Dataset rows about figures
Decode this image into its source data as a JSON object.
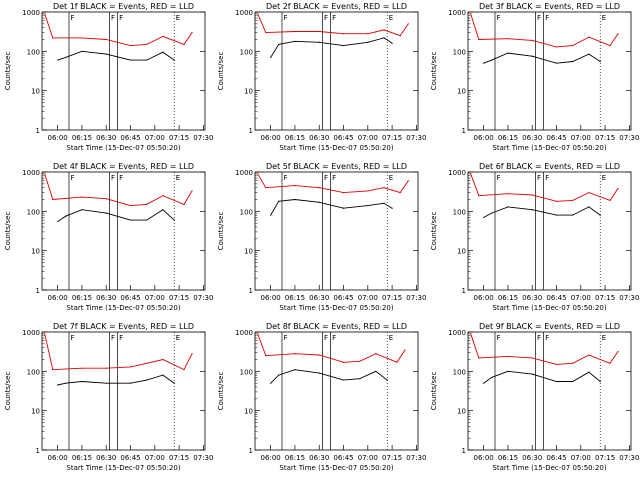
{
  "chart_data": [
    {
      "type": "line",
      "title": "Det 1f BLACK = Events, RED = LLD",
      "ylabel": "Counts/sec",
      "xlabel": "Start Time (15-Dec-07 05:50:20)",
      "ylim": [
        1,
        1000
      ],
      "yscale": "log",
      "xtick_labels": [
        "06:00",
        "06:15",
        "06:30",
        "06:45",
        "07:00",
        "07:15",
        "07:30"
      ],
      "ytick_labels": [
        "1",
        "10",
        "100",
        "1000"
      ],
      "series": [
        {
          "name": "Events",
          "color": "#000000",
          "values": [
            {
              "x": "06:00",
              "y": 60
            },
            {
              "x": "06:05",
              "y": 70
            },
            {
              "x": "06:15",
              "y": 100
            },
            {
              "x": "06:30",
              "y": 85
            },
            {
              "x": "06:45",
              "y": 60
            },
            {
              "x": "06:55",
              "y": 60
            },
            {
              "x": "07:05",
              "y": 95
            },
            {
              "x": "07:12",
              "y": 60
            }
          ]
        },
        {
          "name": "LLD",
          "color": "#e00000",
          "values": [
            {
              "x": "05:52",
              "y": 900
            },
            {
              "x": "05:57",
              "y": 220
            },
            {
              "x": "06:15",
              "y": 220
            },
            {
              "x": "06:30",
              "y": 200
            },
            {
              "x": "06:45",
              "y": 140
            },
            {
              "x": "06:55",
              "y": 150
            },
            {
              "x": "07:05",
              "y": 240
            },
            {
              "x": "07:18",
              "y": 150
            },
            {
              "x": "07:23",
              "y": 300
            }
          ]
        }
      ],
      "markers": [
        "F",
        "F",
        "F",
        "E"
      ]
    },
    {
      "type": "line",
      "title": "Det 2f BLACK = Events, RED = LLD",
      "ylabel": "Counts/sec",
      "xlabel": "Start Time (15-Dec-07 05:50:20)",
      "ylim": [
        1,
        1000
      ],
      "yscale": "log",
      "xtick_labels": [
        "06:00",
        "06:15",
        "06:30",
        "06:45",
        "07:00",
        "07:15",
        "07:30"
      ],
      "ytick_labels": [
        "1",
        "10",
        "100",
        "1000"
      ],
      "series": [
        {
          "name": "Events",
          "color": "#000000",
          "values": [
            {
              "x": "06:00",
              "y": 70
            },
            {
              "x": "06:05",
              "y": 150
            },
            {
              "x": "06:15",
              "y": 180
            },
            {
              "x": "06:30",
              "y": 170
            },
            {
              "x": "06:45",
              "y": 140
            },
            {
              "x": "07:00",
              "y": 170
            },
            {
              "x": "07:10",
              "y": 220
            },
            {
              "x": "07:15",
              "y": 160
            }
          ]
        },
        {
          "name": "LLD",
          "color": "#e00000",
          "values": [
            {
              "x": "05:52",
              "y": 900
            },
            {
              "x": "05:57",
              "y": 300
            },
            {
              "x": "06:15",
              "y": 320
            },
            {
              "x": "06:30",
              "y": 320
            },
            {
              "x": "06:45",
              "y": 280
            },
            {
              "x": "07:00",
              "y": 280
            },
            {
              "x": "07:10",
              "y": 350
            },
            {
              "x": "07:20",
              "y": 250
            },
            {
              "x": "07:25",
              "y": 500
            }
          ]
        }
      ],
      "markers": [
        "F",
        "F",
        "F",
        "E"
      ]
    },
    {
      "type": "line",
      "title": "Det 3f BLACK = Events, RED = LLD",
      "ylabel": "Counts/sec",
      "xlabel": "Start Time (15-Dec-07 05:50:20)",
      "ylim": [
        1,
        1000
      ],
      "yscale": "log",
      "xtick_labels": [
        "06:00",
        "06:15",
        "06:30",
        "06:45",
        "07:00",
        "07:15",
        "07:30"
      ],
      "ytick_labels": [
        "1",
        "10",
        "100",
        "1000"
      ],
      "series": [
        {
          "name": "Events",
          "color": "#000000",
          "values": [
            {
              "x": "06:00",
              "y": 50
            },
            {
              "x": "06:05",
              "y": 60
            },
            {
              "x": "06:15",
              "y": 90
            },
            {
              "x": "06:30",
              "y": 75
            },
            {
              "x": "06:45",
              "y": 50
            },
            {
              "x": "06:55",
              "y": 55
            },
            {
              "x": "07:05",
              "y": 85
            },
            {
              "x": "07:12",
              "y": 55
            }
          ]
        },
        {
          "name": "LLD",
          "color": "#e00000",
          "values": [
            {
              "x": "05:52",
              "y": 900
            },
            {
              "x": "05:57",
              "y": 200
            },
            {
              "x": "06:15",
              "y": 210
            },
            {
              "x": "06:30",
              "y": 190
            },
            {
              "x": "06:45",
              "y": 130
            },
            {
              "x": "06:55",
              "y": 140
            },
            {
              "x": "07:05",
              "y": 230
            },
            {
              "x": "07:18",
              "y": 140
            },
            {
              "x": "07:23",
              "y": 280
            }
          ]
        }
      ],
      "markers": [
        "F",
        "F",
        "F",
        "E"
      ]
    },
    {
      "type": "line",
      "title": "Det 4f BLACK = Events, RED = LLD",
      "ylabel": "Counts/sec",
      "xlabel": "Start Time (15-Dec-07 05:50:20)",
      "ylim": [
        1,
        1000
      ],
      "yscale": "log",
      "xtick_labels": [
        "06:00",
        "06:15",
        "06:30",
        "06:45",
        "07:00",
        "07:15",
        "07:30"
      ],
      "ytick_labels": [
        "1",
        "10",
        "100",
        "1000"
      ],
      "series": [
        {
          "name": "Events",
          "color": "#000000",
          "values": [
            {
              "x": "06:00",
              "y": 55
            },
            {
              "x": "06:05",
              "y": 75
            },
            {
              "x": "06:15",
              "y": 110
            },
            {
              "x": "06:30",
              "y": 90
            },
            {
              "x": "06:45",
              "y": 60
            },
            {
              "x": "06:55",
              "y": 60
            },
            {
              "x": "07:05",
              "y": 110
            },
            {
              "x": "07:12",
              "y": 60
            }
          ]
        },
        {
          "name": "LLD",
          "color": "#e00000",
          "values": [
            {
              "x": "05:52",
              "y": 900
            },
            {
              "x": "05:57",
              "y": 200
            },
            {
              "x": "06:15",
              "y": 230
            },
            {
              "x": "06:30",
              "y": 210
            },
            {
              "x": "06:45",
              "y": 140
            },
            {
              "x": "06:55",
              "y": 150
            },
            {
              "x": "07:05",
              "y": 250
            },
            {
              "x": "07:18",
              "y": 150
            },
            {
              "x": "07:23",
              "y": 330
            }
          ]
        }
      ],
      "markers": [
        "F",
        "F",
        "F",
        "E"
      ]
    },
    {
      "type": "line",
      "title": "Det 5f BLACK = Events, RED = LLD",
      "ylabel": "Counts/sec",
      "xlabel": "Start Time (15-Dec-07 05:50:20)",
      "ylim": [
        1,
        1000
      ],
      "yscale": "log",
      "xtick_labels": [
        "06:00",
        "06:15",
        "06:30",
        "06:45",
        "07:00",
        "07:15",
        "07:30"
      ],
      "ytick_labels": [
        "1",
        "10",
        "100",
        "1000"
      ],
      "series": [
        {
          "name": "Events",
          "color": "#000000",
          "values": [
            {
              "x": "06:00",
              "y": 80
            },
            {
              "x": "06:05",
              "y": 180
            },
            {
              "x": "06:15",
              "y": 200
            },
            {
              "x": "06:30",
              "y": 170
            },
            {
              "x": "06:45",
              "y": 120
            },
            {
              "x": "07:00",
              "y": 140
            },
            {
              "x": "07:10",
              "y": 160
            },
            {
              "x": "07:15",
              "y": 120
            }
          ]
        },
        {
          "name": "LLD",
          "color": "#e00000",
          "values": [
            {
              "x": "05:52",
              "y": 900
            },
            {
              "x": "05:57",
              "y": 400
            },
            {
              "x": "06:15",
              "y": 450
            },
            {
              "x": "06:30",
              "y": 400
            },
            {
              "x": "06:45",
              "y": 300
            },
            {
              "x": "07:00",
              "y": 330
            },
            {
              "x": "07:10",
              "y": 400
            },
            {
              "x": "07:20",
              "y": 300
            },
            {
              "x": "07:25",
              "y": 600
            }
          ]
        }
      ],
      "markers": [
        "F",
        "F",
        "F",
        "E"
      ]
    },
    {
      "type": "line",
      "title": "Det 6f BLACK = Events, RED = LLD",
      "ylabel": "Counts/sec",
      "xlabel": "Start Time (15-Dec-07 05:50:20)",
      "ylim": [
        1,
        1000
      ],
      "yscale": "log",
      "xtick_labels": [
        "06:00",
        "06:15",
        "06:30",
        "06:45",
        "07:00",
        "07:15",
        "07:30"
      ],
      "ytick_labels": [
        "1",
        "10",
        "100",
        "1000"
      ],
      "series": [
        {
          "name": "Events",
          "color": "#000000",
          "values": [
            {
              "x": "06:00",
              "y": 70
            },
            {
              "x": "06:05",
              "y": 90
            },
            {
              "x": "06:15",
              "y": 130
            },
            {
              "x": "06:30",
              "y": 110
            },
            {
              "x": "06:45",
              "y": 80
            },
            {
              "x": "06:55",
              "y": 80
            },
            {
              "x": "07:05",
              "y": 130
            },
            {
              "x": "07:12",
              "y": 80
            }
          ]
        },
        {
          "name": "LLD",
          "color": "#e00000",
          "values": [
            {
              "x": "05:52",
              "y": 900
            },
            {
              "x": "05:57",
              "y": 250
            },
            {
              "x": "06:15",
              "y": 280
            },
            {
              "x": "06:30",
              "y": 260
            },
            {
              "x": "06:45",
              "y": 180
            },
            {
              "x": "06:55",
              "y": 190
            },
            {
              "x": "07:05",
              "y": 300
            },
            {
              "x": "07:18",
              "y": 190
            },
            {
              "x": "07:23",
              "y": 380
            }
          ]
        }
      ],
      "markers": [
        "F",
        "F",
        "F",
        "E"
      ]
    },
    {
      "type": "line",
      "title": "Det 7f BLACK = Events, RED = LLD",
      "ylabel": "Counts/sec",
      "xlabel": "Start Time (15-Dec-07 05:50:20)",
      "ylim": [
        1,
        1000
      ],
      "yscale": "log",
      "xtick_labels": [
        "06:00",
        "06:15",
        "06:30",
        "06:45",
        "07:00",
        "07:15",
        "07:30"
      ],
      "ytick_labels": [
        "1",
        "10",
        "100",
        "1000"
      ],
      "series": [
        {
          "name": "Events",
          "color": "#000000",
          "values": [
            {
              "x": "06:00",
              "y": 45
            },
            {
              "x": "06:05",
              "y": 50
            },
            {
              "x": "06:15",
              "y": 55
            },
            {
              "x": "06:30",
              "y": 50
            },
            {
              "x": "06:45",
              "y": 50
            },
            {
              "x": "06:55",
              "y": 60
            },
            {
              "x": "07:05",
              "y": 80
            },
            {
              "x": "07:12",
              "y": 50
            }
          ]
        },
        {
          "name": "LLD",
          "color": "#e00000",
          "values": [
            {
              "x": "05:52",
              "y": 900
            },
            {
              "x": "05:57",
              "y": 110
            },
            {
              "x": "06:15",
              "y": 120
            },
            {
              "x": "06:30",
              "y": 120
            },
            {
              "x": "06:45",
              "y": 130
            },
            {
              "x": "06:55",
              "y": 160
            },
            {
              "x": "07:05",
              "y": 200
            },
            {
              "x": "07:18",
              "y": 110
            },
            {
              "x": "07:23",
              "y": 280
            }
          ]
        }
      ],
      "markers": [
        "F",
        "F",
        "F",
        "E"
      ]
    },
    {
      "type": "line",
      "title": "Det 8f BLACK = Events, RED = LLD",
      "ylabel": "Counts/sec",
      "xlabel": "Start Time (15-Dec-07 05:50:20)",
      "ylim": [
        1,
        1000
      ],
      "yscale": "log",
      "xtick_labels": [
        "06:00",
        "06:15",
        "06:30",
        "06:45",
        "07:00",
        "07:15",
        "07:30"
      ],
      "ytick_labels": [
        "1",
        "10",
        "100",
        "1000"
      ],
      "series": [
        {
          "name": "Events",
          "color": "#000000",
          "values": [
            {
              "x": "06:00",
              "y": 50
            },
            {
              "x": "06:05",
              "y": 80
            },
            {
              "x": "06:15",
              "y": 110
            },
            {
              "x": "06:30",
              "y": 90
            },
            {
              "x": "06:45",
              "y": 60
            },
            {
              "x": "06:55",
              "y": 65
            },
            {
              "x": "07:05",
              "y": 100
            },
            {
              "x": "07:12",
              "y": 60
            }
          ]
        },
        {
          "name": "LLD",
          "color": "#e00000",
          "values": [
            {
              "x": "05:52",
              "y": 900
            },
            {
              "x": "05:57",
              "y": 250
            },
            {
              "x": "06:15",
              "y": 280
            },
            {
              "x": "06:30",
              "y": 260
            },
            {
              "x": "06:45",
              "y": 170
            },
            {
              "x": "06:55",
              "y": 180
            },
            {
              "x": "07:05",
              "y": 280
            },
            {
              "x": "07:18",
              "y": 170
            },
            {
              "x": "07:23",
              "y": 350
            }
          ]
        }
      ],
      "markers": [
        "F",
        "F",
        "F",
        "E"
      ]
    },
    {
      "type": "line",
      "title": "Det 9f BLACK = Events, RED = LLD",
      "ylabel": "Counts/sec",
      "xlabel": "Start Time (15-Dec-07 05:50:20)",
      "ylim": [
        1,
        1000
      ],
      "yscale": "log",
      "xtick_labels": [
        "06:00",
        "06:15",
        "06:30",
        "06:45",
        "07:00",
        "07:15",
        "07:30"
      ],
      "ytick_labels": [
        "1",
        "10",
        "100",
        "1000"
      ],
      "series": [
        {
          "name": "Events",
          "color": "#000000",
          "values": [
            {
              "x": "06:00",
              "y": 50
            },
            {
              "x": "06:05",
              "y": 70
            },
            {
              "x": "06:15",
              "y": 100
            },
            {
              "x": "06:30",
              "y": 85
            },
            {
              "x": "06:45",
              "y": 55
            },
            {
              "x": "06:55",
              "y": 55
            },
            {
              "x": "07:05",
              "y": 95
            },
            {
              "x": "07:12",
              "y": 55
            }
          ]
        },
        {
          "name": "LLD",
          "color": "#e00000",
          "values": [
            {
              "x": "05:52",
              "y": 900
            },
            {
              "x": "05:57",
              "y": 220
            },
            {
              "x": "06:15",
              "y": 240
            },
            {
              "x": "06:30",
              "y": 220
            },
            {
              "x": "06:45",
              "y": 150
            },
            {
              "x": "06:55",
              "y": 160
            },
            {
              "x": "07:05",
              "y": 260
            },
            {
              "x": "07:18",
              "y": 160
            },
            {
              "x": "07:23",
              "y": 320
            }
          ]
        }
      ],
      "markers": [
        "F",
        "F",
        "F",
        "E"
      ]
    }
  ]
}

_To be done_. Only the number is wanted: how many lines of the material contain the word "title"?

_Full response_. 9